◆ **Exercise**: Repeat the material exactly, every line of it.

Dataset records
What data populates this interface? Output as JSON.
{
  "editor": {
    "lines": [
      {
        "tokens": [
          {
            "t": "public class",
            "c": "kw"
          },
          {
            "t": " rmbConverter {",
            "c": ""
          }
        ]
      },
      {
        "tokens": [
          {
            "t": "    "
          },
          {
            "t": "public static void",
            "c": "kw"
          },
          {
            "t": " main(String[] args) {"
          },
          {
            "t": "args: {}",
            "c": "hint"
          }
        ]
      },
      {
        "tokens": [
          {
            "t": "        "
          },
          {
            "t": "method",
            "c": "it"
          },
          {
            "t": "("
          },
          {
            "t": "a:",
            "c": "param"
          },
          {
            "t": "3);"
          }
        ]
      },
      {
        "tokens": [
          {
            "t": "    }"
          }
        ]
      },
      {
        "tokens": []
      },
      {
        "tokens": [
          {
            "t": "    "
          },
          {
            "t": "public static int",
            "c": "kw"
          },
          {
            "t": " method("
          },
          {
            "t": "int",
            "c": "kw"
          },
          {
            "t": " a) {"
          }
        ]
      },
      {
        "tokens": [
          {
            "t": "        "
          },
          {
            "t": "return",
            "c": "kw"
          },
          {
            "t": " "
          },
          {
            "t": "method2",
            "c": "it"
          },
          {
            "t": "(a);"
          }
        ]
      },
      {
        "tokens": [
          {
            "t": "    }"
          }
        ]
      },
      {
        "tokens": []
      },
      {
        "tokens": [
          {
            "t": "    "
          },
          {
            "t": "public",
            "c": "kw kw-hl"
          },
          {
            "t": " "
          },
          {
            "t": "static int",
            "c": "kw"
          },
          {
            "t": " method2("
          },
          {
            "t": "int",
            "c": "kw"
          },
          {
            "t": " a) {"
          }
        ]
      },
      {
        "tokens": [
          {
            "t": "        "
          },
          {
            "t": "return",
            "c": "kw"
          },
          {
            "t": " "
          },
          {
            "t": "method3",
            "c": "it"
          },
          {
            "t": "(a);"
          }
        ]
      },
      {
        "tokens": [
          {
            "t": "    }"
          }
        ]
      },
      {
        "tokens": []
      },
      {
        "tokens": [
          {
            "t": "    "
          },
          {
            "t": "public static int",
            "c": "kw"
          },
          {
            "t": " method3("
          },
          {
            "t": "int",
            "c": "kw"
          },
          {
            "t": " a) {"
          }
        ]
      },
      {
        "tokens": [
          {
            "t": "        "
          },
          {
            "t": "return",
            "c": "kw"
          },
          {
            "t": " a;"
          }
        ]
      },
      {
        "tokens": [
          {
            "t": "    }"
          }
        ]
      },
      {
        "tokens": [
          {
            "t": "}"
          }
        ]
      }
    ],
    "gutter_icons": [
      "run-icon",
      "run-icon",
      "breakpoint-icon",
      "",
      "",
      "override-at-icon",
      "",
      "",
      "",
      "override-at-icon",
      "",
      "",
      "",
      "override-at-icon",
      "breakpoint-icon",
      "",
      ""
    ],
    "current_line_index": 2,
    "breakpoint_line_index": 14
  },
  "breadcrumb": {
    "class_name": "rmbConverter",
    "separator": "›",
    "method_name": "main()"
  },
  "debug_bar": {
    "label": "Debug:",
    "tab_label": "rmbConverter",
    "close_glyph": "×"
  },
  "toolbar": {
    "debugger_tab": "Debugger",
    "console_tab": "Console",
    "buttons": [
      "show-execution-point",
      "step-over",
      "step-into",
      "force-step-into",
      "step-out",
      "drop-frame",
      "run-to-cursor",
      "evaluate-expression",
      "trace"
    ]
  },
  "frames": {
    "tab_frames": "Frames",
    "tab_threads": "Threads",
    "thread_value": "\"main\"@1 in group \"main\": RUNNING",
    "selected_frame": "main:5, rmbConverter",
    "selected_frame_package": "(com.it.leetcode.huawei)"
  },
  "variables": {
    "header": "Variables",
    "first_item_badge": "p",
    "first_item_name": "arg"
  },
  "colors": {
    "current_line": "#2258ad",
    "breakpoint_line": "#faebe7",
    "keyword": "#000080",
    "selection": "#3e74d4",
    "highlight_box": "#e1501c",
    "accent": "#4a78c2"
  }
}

◆ **Reply**:
What data populates this interface? Output as JSON.
{
  "editor": {
    "lines": [
      {
        "tokens": [
          {
            "t": "public class",
            "c": "kw"
          },
          {
            "t": " rmbConverter {",
            "c": ""
          }
        ]
      },
      {
        "tokens": [
          {
            "t": "    "
          },
          {
            "t": "public static void",
            "c": "kw"
          },
          {
            "t": " main(String[] args) {"
          },
          {
            "t": "args: {}",
            "c": "hint"
          }
        ]
      },
      {
        "tokens": [
          {
            "t": "        "
          },
          {
            "t": "method",
            "c": "it"
          },
          {
            "t": "("
          },
          {
            "t": "a:",
            "c": "param"
          },
          {
            "t": "3);"
          }
        ]
      },
      {
        "tokens": [
          {
            "t": "    }"
          }
        ]
      },
      {
        "tokens": []
      },
      {
        "tokens": [
          {
            "t": "    "
          },
          {
            "t": "public static int",
            "c": "kw"
          },
          {
            "t": " method("
          },
          {
            "t": "int",
            "c": "kw"
          },
          {
            "t": " a) {"
          }
        ]
      },
      {
        "tokens": [
          {
            "t": "        "
          },
          {
            "t": "return",
            "c": "kw"
          },
          {
            "t": " "
          },
          {
            "t": "method2",
            "c": "it"
          },
          {
            "t": "(a);"
          }
        ]
      },
      {
        "tokens": [
          {
            "t": "    }"
          }
        ]
      },
      {
        "tokens": []
      },
      {
        "tokens": [
          {
            "t": "    "
          },
          {
            "t": "public",
            "c": "kw kw-hl"
          },
          {
            "t": " "
          },
          {
            "t": "static int",
            "c": "kw"
          },
          {
            "t": " method2("
          },
          {
            "t": "int",
            "c": "kw"
          },
          {
            "t": " a) {"
          }
        ]
      },
      {
        "tokens": [
          {
            "t": "        "
          },
          {
            "t": "return",
            "c": "kw"
          },
          {
            "t": " "
          },
          {
            "t": "method3",
            "c": "it"
          },
          {
            "t": "(a);"
          }
        ]
      },
      {
        "tokens": [
          {
            "t": "    }"
          }
        ]
      },
      {
        "tokens": []
      },
      {
        "tokens": [
          {
            "t": "    "
          },
          {
            "t": "public static int",
            "c": "kw"
          },
          {
            "t": " method3("
          },
          {
            "t": "int",
            "c": "kw"
          },
          {
            "t": " a) {"
          }
        ]
      },
      {
        "tokens": [
          {
            "t": "        "
          },
          {
            "t": "return",
            "c": "kw"
          },
          {
            "t": " a;"
          }
        ]
      },
      {
        "tokens": [
          {
            "t": "    }"
          }
        ]
      },
      {
        "tokens": [
          {
            "t": "}"
          }
        ]
      }
    ],
    "gutter_icons": [
      "run-icon",
      "run-icon",
      "breakpoint-icon",
      "",
      "",
      "override-at-icon",
      "",
      "",
      "",
      "override-at-icon",
      "",
      "",
      "",
      "override-at-icon",
      "breakpoint-icon",
      "",
      ""
    ],
    "current_line_index": 2,
    "breakpoint_line_index": 14
  },
  "breadcrumb": {
    "class_name": "rmbConverter",
    "separator": "›",
    "method_name": "main()"
  },
  "debug_bar": {
    "label": "Debug:",
    "tab_label": "rmbConverter",
    "close_glyph": "×"
  },
  "toolbar": {
    "debugger_tab": "Debugger",
    "console_tab": "Console",
    "buttons": [
      "show-execution-point",
      "step-over",
      "step-into",
      "force-step-into",
      "step-out",
      "drop-frame",
      "run-to-cursor",
      "evaluate-expression",
      "trace"
    ]
  },
  "frames": {
    "tab_frames": "Frames",
    "tab_threads": "Threads",
    "thread_value": "\"main\"@1 in group \"main\": RUNNING",
    "selected_frame": "main:5, rmbConverter",
    "selected_frame_package": "(com.it.leetcode.huawei)"
  },
  "variables": {
    "header": "Variables",
    "first_item_badge": "p",
    "first_item_name": "arg"
  },
  "colors": {
    "current_line": "#2258ad",
    "breakpoint_line": "#faebe7",
    "keyword": "#000080",
    "selection": "#3e74d4",
    "highlight_box": "#e1501c",
    "accent": "#4a78c2"
  }
}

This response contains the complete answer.